# Given instruction
Copy out all lines that carry the word "this".

# Material provided

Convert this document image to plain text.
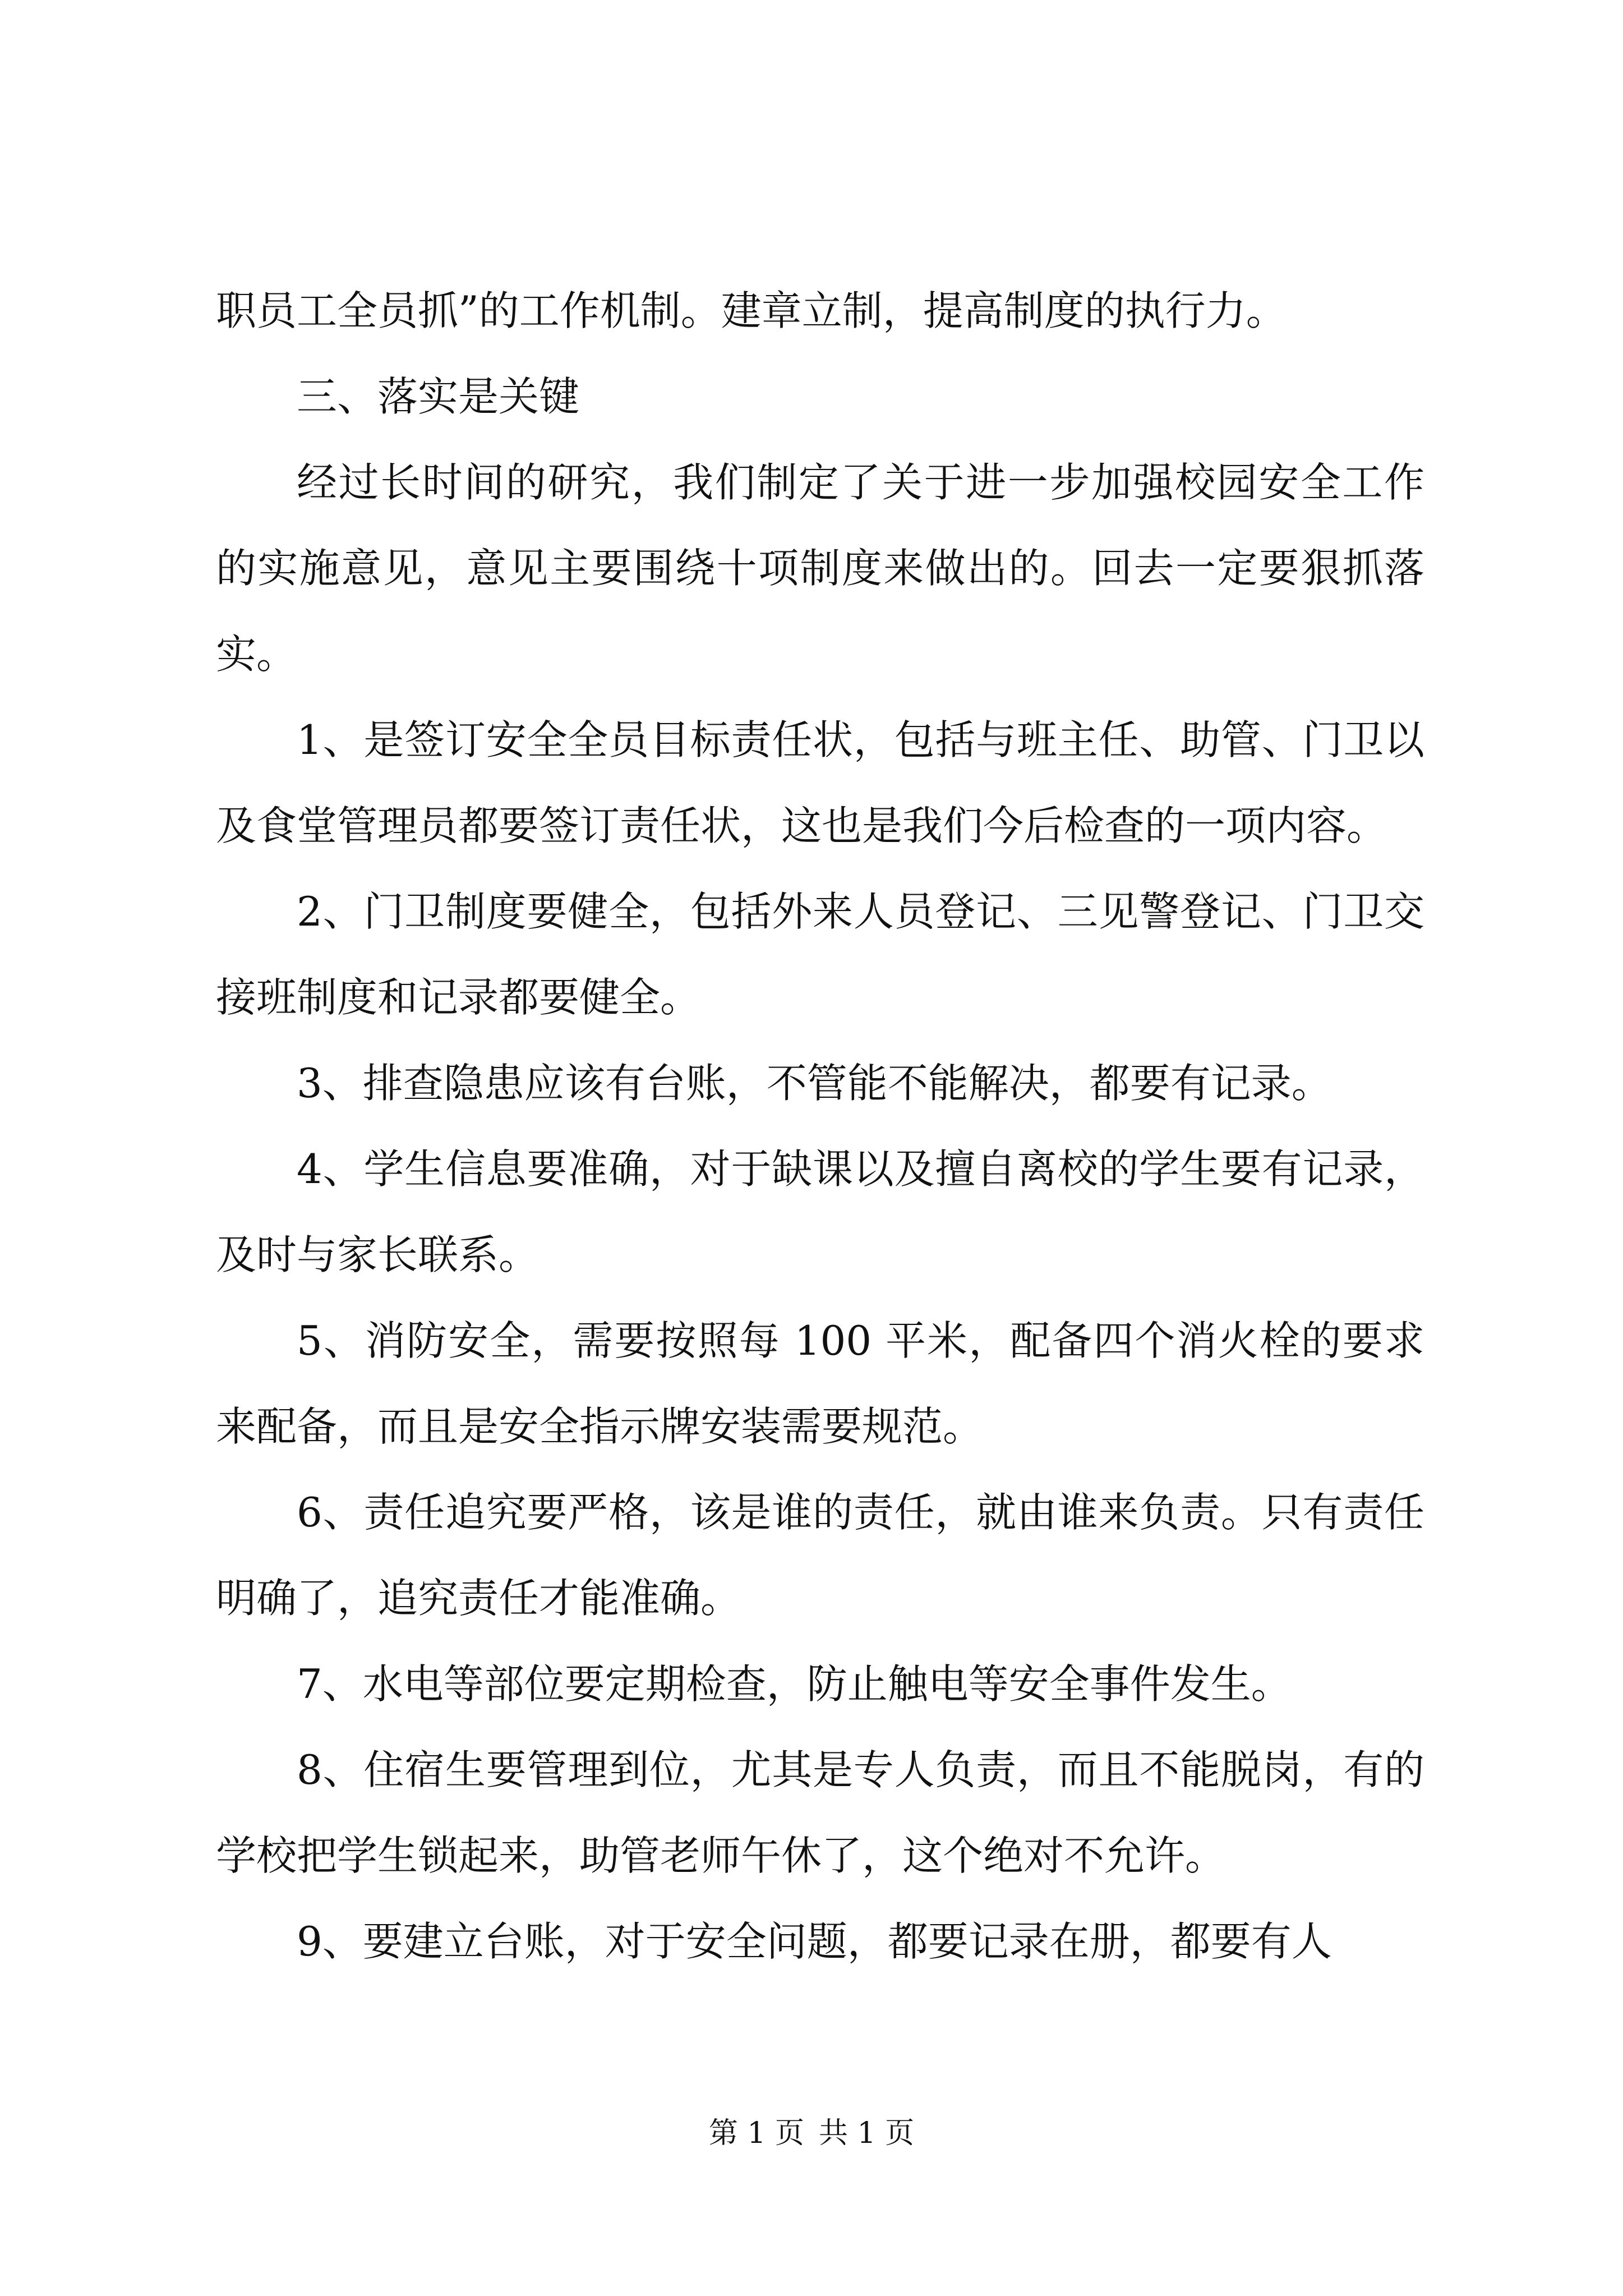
职员工全员抓”的工作机制。建章立制，提高制度的执行力。

三、落实是关键

经过长时间的研究，我们制定了关于进一步加强校园安全工作的实施意见，意见主要围绕十项制度来做出的。回去一定要狠抓落实。

1、是签订安全全员目标责任状，包括与班主任、助管、门卫以及食堂管理员都要签订责任状，这也是我们今后检查的一项内容。

2、门卫制度要健全，包括外来人员登记、三见警登记、门卫交接班制度和记录都要健全。

3、排查隐患应该有台账，不管能不能解决，都要有记录。

4、学生信息要准确，对于缺课以及擅自离校的学生要有记录，及时与家长联系。

5、消防安全，需要按照每 100 平米，配备四个消火栓的要求来配备，而且是安全指示牌安装需要规范。

6、责任追究要严格，该是谁的责任，就由谁来负责。只有责任明确了，追究责任才能准确。

7、水电等部位要定期检查，防止触电等安全事件发生。

8、住宿生要管理到位，尤其是专人负责，而且不能脱岗，有的学校把学生锁起来，助管老师午休了，这个绝对不允许。

9、要建立台账，对于安全问题，都要记录在册，都要有人

第 1 页 共 1 页
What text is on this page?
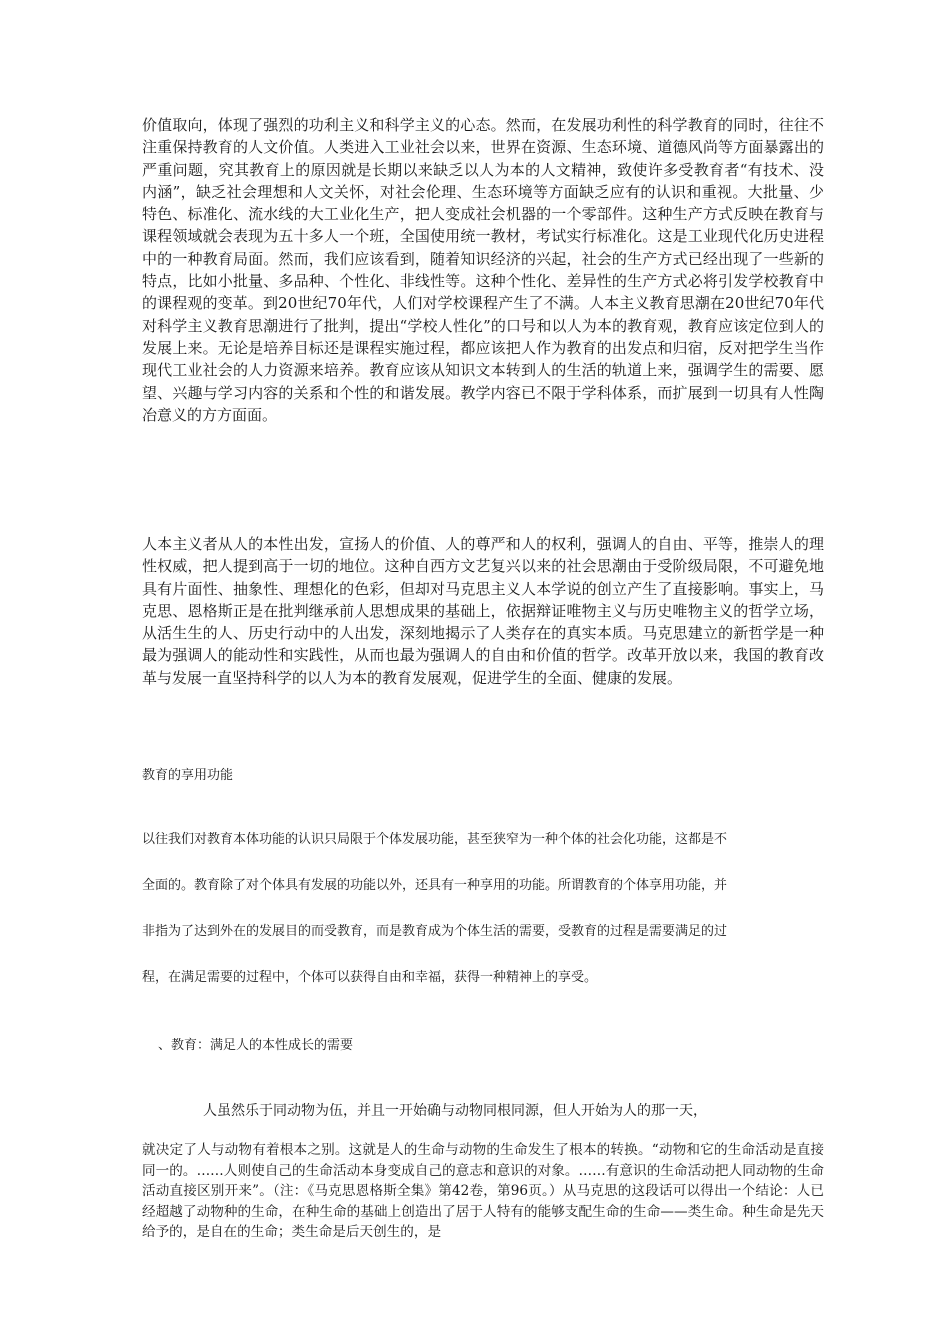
价值取向，体现了强烈的功利主义和科学主义的心态。然而，在发展功利性的科学教育的同时，往往不注重保持教育的人文价值。人类进入工业社会以来，世界在资源、生态环境、道德风尚等方面暴露出的严重问题，究其教育上的原因就是长期以来缺乏以人为本的人文精神，致使许多受教育者“有技术、没内涵”，缺乏社会理想和人文关怀，对社会伦理、生态环境等方面缺乏应有的认识和重视。大批量、少特色、标准化、流水线的大工业化生产，把人变成社会机器的一个零部件。这种生产方式反映在教育与课程领域就会表现为五十多人一个班，全国使用统一教材，考试实行标准化。这是工业现代化历史进程中的一种教育局面。然而，我们应该看到，随着知识经济的兴起，社会的生产方式已经出现了一些新的特点，比如小批量、多品种、个性化、非线性等。这种个性化、差异性的生产方式必将引发学校教育中的课程观的变革。到20世纪70年代，人们对学校课程产生了不满。人本主义教育思潮在20世纪70年代对科学主义教育思潮进行了批判，提出“学校人性化”的口号和以人为本的教育观，教育应该定位到人的发展上来。无论是培养目标还是课程实施过程，都应该把人作为教育的出发点和归宿，反对把学生当作现代工业社会的人力资源来培养。教育应该从知识文本转到人的生活的轨道上来，强调学生的需要、愿望、兴趣与学习内容的关系和个性的和谐发展。教学内容已不限于学科体系，而扩展到一切具有人性陶冶意义的方方面面。

人本主义者从人的本性出发，宣扬人的价值、人的尊严和人的权利，强调人的自由、平等，推崇人的理性权威，把人提到高于一切的地位。这种自西方文艺复兴以来的社会思潮由于受阶级局限，不可避免地具有片面性、抽象性、理想化的色彩，但却对马克思主义人本学说的创立产生了直接影响。事实上，马克思、恩格斯正是在批判继承前人思想成果的基础上，依据辩证唯物主义与历史唯物主义的哲学立场，从活生生的人、历史行动中的人出发，深刻地揭示了人类存在的真实本质。马克思建立的新哲学是一种最为强调人的能动性和实践性，从而也最为强调人的自由和价值的哲学。改革开放以来，我国的教育改革与发展一直坚持科学的以人为本的教育发展观，促进学生的全面、健康的发展。

教育的享用功能

以往我们对教育本体功能的认识只局限于个体发展功能，甚至狭窄为一种个体的社会化功能，这都是不

全面的。教育除了对个体具有发展的功能以外，还具有一种享用的功能。所谓教育的个体享用功能，并

非指为了达到外在的发展目的而受教育，而是教育成为个体生活的需要，受教育的过程是需要满足的过

程，在满足需要的过程中，个体可以获得自由和幸福，获得一种精神上的享受。

、教育：满足人的本性成长的需要

人虽然乐于同动物为伍，并且一开始确与动物同根同源，但人开始为人的那一天，

就决定了人与动物有着根本之别。这就是人的生命与动物的生命发生了根本的转换。“动物和它的生命活动是直接同一的。……人则使自己的生命活动本身变成自己的意志和意识的对象。……有意识的生命活动把人同动物的生命活动直接区别开来”。（注：《马克思恩格斯全集》第42卷，第96页。）从马克思的这段话可以得出一个结论：人已经超越了动物种的生命，在种生命的基础上创造出了居于人特有的能够支配生命的生命——类生命。种生命是先天给予的，是自在的生命；类生命是后天创生的，是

# Task response
Convert this document image to plain text.
What text is on this page?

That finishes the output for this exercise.